Stated exercise: Copy out every line that contains the word "screenshot".

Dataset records

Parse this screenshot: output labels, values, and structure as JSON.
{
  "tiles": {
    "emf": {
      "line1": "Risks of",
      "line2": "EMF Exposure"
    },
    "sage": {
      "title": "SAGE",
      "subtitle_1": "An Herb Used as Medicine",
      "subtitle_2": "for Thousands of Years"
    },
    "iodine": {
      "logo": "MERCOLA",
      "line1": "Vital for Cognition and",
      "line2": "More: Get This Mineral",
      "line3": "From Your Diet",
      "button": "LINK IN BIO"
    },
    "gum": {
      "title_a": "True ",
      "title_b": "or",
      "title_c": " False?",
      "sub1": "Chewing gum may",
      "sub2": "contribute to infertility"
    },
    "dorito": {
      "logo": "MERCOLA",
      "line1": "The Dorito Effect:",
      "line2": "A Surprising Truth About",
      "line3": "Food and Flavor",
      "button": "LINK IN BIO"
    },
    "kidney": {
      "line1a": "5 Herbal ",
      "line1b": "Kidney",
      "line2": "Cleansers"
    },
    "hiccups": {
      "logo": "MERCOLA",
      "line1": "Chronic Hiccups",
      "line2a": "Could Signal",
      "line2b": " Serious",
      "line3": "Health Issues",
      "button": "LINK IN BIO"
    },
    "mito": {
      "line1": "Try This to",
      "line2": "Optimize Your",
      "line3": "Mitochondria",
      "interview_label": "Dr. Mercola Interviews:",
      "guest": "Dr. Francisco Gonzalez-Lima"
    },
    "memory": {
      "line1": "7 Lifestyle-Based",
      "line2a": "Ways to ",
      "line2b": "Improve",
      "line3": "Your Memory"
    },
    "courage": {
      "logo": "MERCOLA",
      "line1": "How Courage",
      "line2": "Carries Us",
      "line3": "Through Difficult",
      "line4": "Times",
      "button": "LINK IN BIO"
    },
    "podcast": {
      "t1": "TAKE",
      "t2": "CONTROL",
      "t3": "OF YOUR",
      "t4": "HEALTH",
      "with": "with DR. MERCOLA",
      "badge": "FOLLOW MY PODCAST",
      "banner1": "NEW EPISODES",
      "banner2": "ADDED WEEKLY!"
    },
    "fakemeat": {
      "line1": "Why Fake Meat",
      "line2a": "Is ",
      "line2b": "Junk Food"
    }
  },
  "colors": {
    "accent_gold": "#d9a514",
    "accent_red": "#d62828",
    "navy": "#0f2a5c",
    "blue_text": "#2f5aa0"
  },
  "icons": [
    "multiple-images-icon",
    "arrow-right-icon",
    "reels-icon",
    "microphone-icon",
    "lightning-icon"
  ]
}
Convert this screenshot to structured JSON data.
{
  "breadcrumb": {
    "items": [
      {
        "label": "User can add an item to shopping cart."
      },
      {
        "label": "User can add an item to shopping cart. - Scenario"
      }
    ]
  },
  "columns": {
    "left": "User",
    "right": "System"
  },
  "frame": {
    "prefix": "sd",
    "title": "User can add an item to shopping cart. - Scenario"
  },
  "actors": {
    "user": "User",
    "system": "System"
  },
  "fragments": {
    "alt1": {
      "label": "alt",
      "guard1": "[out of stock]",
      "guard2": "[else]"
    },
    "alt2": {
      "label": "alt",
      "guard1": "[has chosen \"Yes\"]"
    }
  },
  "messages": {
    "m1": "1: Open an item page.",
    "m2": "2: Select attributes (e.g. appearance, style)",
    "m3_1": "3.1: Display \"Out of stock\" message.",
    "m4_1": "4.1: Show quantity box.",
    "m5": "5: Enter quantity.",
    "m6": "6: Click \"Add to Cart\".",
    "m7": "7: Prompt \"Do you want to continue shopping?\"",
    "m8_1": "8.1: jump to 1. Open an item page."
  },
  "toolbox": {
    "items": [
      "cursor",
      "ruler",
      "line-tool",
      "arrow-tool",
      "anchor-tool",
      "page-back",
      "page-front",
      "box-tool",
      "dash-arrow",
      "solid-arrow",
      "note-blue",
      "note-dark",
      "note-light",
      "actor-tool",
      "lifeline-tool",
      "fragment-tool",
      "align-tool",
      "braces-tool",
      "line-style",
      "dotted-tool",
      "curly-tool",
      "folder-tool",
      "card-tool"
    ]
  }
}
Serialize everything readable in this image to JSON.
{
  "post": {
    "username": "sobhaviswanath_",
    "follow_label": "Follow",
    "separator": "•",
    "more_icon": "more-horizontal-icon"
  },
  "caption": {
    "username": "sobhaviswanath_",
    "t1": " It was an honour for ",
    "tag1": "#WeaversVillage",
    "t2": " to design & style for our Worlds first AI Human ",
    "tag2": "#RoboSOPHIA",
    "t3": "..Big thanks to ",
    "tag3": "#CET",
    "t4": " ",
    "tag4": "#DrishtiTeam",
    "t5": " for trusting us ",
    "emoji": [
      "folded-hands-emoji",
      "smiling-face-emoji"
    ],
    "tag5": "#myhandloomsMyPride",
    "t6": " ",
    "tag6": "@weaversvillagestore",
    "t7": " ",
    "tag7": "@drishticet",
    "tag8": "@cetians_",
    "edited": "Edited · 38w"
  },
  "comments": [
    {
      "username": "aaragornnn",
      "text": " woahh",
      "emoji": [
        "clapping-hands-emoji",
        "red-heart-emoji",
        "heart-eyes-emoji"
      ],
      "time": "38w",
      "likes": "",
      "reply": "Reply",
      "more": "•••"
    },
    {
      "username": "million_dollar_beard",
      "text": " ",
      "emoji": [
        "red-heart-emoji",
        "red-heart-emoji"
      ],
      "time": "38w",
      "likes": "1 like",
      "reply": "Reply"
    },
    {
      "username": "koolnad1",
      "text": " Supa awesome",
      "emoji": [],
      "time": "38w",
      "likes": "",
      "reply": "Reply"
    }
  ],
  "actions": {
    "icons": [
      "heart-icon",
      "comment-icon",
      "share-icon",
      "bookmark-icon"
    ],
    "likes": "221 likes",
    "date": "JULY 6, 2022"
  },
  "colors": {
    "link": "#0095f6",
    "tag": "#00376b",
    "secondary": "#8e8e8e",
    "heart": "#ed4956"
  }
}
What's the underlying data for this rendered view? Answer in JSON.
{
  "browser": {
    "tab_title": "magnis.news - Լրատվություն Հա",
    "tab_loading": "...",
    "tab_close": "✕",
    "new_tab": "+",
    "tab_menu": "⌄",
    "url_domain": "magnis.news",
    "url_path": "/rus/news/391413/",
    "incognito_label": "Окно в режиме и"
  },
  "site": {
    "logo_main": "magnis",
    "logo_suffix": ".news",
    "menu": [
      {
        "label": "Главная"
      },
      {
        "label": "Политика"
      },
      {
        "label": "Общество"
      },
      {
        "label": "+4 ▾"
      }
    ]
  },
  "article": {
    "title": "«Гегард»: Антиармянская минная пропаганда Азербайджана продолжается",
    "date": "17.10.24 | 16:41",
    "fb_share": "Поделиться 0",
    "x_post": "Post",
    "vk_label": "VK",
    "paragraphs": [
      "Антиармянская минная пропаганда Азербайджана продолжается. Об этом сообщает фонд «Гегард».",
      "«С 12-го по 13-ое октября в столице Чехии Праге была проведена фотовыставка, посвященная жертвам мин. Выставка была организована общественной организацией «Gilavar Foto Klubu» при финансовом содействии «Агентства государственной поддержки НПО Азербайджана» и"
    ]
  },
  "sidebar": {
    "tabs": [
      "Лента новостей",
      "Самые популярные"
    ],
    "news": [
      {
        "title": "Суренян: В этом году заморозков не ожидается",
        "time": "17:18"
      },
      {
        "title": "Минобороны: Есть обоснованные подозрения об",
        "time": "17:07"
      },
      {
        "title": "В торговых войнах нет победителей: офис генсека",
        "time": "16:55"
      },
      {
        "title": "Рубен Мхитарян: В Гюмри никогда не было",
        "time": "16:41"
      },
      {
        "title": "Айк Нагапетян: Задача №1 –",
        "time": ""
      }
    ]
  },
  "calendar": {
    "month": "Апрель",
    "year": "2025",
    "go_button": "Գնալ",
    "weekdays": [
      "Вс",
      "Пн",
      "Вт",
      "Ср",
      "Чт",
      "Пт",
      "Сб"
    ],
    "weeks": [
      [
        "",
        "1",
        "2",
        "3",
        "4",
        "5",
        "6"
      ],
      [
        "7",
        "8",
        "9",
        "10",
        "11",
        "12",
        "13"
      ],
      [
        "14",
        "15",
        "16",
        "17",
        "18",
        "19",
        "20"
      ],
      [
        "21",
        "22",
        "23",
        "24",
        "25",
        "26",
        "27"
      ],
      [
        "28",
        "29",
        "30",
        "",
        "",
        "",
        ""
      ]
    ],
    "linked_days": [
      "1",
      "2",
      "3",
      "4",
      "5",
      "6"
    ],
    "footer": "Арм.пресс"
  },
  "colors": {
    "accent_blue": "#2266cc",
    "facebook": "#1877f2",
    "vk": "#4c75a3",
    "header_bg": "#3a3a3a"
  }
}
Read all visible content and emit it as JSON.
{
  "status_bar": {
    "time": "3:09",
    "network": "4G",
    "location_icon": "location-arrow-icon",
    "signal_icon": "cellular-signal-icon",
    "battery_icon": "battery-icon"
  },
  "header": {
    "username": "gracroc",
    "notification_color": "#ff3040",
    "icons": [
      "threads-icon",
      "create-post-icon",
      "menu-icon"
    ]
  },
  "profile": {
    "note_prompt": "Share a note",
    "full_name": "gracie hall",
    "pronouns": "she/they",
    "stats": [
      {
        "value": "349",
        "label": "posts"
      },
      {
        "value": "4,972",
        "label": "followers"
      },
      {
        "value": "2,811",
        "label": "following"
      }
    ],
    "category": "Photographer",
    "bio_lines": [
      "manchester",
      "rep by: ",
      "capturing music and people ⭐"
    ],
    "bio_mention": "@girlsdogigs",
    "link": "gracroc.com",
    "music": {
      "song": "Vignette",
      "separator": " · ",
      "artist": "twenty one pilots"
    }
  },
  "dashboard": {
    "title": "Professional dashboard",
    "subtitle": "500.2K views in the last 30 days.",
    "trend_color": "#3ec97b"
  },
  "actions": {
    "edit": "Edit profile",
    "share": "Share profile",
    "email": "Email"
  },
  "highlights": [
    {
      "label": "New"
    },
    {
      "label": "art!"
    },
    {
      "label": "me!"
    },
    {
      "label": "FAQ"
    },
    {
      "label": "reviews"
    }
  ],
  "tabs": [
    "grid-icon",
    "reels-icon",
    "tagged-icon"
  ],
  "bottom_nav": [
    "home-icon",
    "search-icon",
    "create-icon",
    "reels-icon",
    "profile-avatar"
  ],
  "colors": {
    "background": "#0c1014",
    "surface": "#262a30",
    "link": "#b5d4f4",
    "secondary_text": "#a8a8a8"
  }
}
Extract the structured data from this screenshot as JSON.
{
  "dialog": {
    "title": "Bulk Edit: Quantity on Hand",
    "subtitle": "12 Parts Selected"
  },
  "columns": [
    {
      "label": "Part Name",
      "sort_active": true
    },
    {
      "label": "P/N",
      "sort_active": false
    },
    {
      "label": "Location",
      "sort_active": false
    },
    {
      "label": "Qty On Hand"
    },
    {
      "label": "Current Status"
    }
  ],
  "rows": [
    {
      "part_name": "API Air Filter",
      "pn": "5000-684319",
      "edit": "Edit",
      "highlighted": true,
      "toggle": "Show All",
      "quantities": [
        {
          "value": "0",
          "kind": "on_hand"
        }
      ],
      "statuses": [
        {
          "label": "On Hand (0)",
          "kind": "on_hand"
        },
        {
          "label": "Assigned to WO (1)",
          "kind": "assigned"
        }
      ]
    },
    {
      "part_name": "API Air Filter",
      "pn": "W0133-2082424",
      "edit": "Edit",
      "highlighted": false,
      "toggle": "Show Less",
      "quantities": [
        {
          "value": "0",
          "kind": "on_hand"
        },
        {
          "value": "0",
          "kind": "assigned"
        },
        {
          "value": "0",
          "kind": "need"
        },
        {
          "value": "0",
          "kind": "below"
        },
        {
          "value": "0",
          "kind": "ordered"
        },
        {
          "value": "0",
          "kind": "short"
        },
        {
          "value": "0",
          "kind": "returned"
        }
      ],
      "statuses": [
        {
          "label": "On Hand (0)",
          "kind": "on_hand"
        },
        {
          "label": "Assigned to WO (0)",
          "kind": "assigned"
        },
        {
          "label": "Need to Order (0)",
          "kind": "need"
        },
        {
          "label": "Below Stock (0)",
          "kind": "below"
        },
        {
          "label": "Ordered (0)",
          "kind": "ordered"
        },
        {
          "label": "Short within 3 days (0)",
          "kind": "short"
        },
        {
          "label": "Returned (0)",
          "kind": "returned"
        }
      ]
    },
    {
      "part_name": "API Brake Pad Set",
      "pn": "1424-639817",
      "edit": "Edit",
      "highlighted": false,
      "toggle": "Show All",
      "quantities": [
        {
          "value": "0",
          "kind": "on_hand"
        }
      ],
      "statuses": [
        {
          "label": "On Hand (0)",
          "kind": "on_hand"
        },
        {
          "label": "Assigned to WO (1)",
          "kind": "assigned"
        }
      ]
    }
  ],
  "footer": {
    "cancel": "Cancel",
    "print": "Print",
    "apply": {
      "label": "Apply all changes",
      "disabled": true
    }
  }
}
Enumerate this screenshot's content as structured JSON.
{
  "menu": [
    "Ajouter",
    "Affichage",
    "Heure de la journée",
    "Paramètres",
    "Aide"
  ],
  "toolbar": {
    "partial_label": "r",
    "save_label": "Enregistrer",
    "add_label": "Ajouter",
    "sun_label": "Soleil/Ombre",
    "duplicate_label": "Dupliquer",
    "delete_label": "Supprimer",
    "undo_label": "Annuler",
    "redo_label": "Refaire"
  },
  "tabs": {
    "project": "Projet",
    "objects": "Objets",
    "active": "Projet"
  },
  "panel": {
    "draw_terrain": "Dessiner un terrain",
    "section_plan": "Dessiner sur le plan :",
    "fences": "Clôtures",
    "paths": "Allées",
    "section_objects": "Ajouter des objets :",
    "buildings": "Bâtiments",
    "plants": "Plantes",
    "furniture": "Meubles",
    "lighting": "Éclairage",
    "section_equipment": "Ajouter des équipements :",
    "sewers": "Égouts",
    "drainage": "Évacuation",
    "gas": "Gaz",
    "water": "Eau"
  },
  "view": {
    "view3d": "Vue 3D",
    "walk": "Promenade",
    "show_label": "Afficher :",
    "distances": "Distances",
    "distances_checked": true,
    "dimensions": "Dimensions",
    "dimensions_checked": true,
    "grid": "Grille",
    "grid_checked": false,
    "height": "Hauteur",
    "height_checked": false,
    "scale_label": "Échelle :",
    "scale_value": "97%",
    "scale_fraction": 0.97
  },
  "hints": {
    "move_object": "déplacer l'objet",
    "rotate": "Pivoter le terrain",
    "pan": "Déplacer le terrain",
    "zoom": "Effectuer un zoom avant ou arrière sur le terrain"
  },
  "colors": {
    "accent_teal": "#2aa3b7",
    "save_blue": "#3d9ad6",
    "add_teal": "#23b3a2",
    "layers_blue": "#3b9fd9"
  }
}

Problem solution:
Parse this screenshot: output labels, values, and structure as JSON.
Convert this screenshot to structured JSON data.
Extract the structured data from this screenshot as JSON.
Enumerate this screenshot's content as structured JSON.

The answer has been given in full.